--- BEGIN ---

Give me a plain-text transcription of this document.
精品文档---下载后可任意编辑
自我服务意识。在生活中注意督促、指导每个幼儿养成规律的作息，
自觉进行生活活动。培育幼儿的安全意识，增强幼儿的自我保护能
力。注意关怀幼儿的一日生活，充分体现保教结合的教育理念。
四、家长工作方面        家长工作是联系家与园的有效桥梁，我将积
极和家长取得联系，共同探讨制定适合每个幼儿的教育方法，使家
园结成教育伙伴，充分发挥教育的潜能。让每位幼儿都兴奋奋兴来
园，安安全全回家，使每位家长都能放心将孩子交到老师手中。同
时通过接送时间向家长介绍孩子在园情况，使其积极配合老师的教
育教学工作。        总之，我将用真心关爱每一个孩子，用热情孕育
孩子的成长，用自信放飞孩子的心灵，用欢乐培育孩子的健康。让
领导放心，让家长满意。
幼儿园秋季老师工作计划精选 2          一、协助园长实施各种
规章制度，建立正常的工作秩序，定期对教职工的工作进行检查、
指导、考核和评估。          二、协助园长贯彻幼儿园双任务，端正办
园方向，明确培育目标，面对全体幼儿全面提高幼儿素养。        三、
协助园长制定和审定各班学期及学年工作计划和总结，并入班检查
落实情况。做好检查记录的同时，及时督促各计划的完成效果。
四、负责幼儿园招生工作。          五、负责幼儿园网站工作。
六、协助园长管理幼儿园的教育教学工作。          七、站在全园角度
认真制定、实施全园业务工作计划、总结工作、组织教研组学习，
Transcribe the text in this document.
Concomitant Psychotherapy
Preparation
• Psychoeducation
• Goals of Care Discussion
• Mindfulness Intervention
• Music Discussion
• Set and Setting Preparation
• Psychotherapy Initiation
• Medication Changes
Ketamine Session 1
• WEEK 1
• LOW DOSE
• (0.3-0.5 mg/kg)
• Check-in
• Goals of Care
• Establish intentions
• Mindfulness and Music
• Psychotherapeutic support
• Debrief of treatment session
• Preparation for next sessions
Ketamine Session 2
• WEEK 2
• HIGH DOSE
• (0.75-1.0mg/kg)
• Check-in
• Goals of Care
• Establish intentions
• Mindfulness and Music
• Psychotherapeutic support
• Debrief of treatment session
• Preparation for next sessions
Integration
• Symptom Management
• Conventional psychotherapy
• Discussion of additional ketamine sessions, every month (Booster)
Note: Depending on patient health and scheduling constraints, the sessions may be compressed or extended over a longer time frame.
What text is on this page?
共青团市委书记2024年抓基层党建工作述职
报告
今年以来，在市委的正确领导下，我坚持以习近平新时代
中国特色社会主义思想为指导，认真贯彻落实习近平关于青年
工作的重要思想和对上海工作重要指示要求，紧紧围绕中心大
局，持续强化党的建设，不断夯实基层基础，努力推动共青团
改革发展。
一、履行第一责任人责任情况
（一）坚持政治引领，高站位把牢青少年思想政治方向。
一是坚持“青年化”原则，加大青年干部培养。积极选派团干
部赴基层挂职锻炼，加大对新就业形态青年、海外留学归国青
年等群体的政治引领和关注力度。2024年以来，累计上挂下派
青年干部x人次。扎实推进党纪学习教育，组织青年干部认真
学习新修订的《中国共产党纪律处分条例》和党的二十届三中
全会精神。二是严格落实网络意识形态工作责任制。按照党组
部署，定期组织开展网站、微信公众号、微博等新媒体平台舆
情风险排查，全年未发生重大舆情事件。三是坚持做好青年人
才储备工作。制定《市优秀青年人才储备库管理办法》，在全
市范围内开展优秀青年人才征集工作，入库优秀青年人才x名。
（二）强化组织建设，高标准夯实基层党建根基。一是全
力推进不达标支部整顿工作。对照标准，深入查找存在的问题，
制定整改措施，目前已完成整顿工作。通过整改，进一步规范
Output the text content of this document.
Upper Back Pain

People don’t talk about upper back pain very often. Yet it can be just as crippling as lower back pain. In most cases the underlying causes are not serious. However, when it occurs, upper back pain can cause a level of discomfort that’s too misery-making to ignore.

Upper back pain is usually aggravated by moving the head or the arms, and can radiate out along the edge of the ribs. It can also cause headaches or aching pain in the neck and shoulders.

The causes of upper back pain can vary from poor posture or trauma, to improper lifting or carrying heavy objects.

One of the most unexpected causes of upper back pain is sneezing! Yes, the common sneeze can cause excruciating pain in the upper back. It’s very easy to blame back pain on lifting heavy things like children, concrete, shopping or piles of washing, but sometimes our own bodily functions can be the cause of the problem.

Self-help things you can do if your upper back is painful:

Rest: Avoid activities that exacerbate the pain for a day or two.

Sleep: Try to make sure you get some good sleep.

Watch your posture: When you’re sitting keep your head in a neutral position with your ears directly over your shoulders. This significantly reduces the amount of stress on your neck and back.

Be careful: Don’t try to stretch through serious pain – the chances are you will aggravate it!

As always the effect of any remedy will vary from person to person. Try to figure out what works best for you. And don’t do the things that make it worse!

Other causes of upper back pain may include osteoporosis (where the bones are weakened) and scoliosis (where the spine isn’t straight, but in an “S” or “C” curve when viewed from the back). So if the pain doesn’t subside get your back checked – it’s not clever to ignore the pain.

--- END ---

### Prompt
Check the records above line by line and tally those holding the string "sessions". Answer with the number only.

### The output
4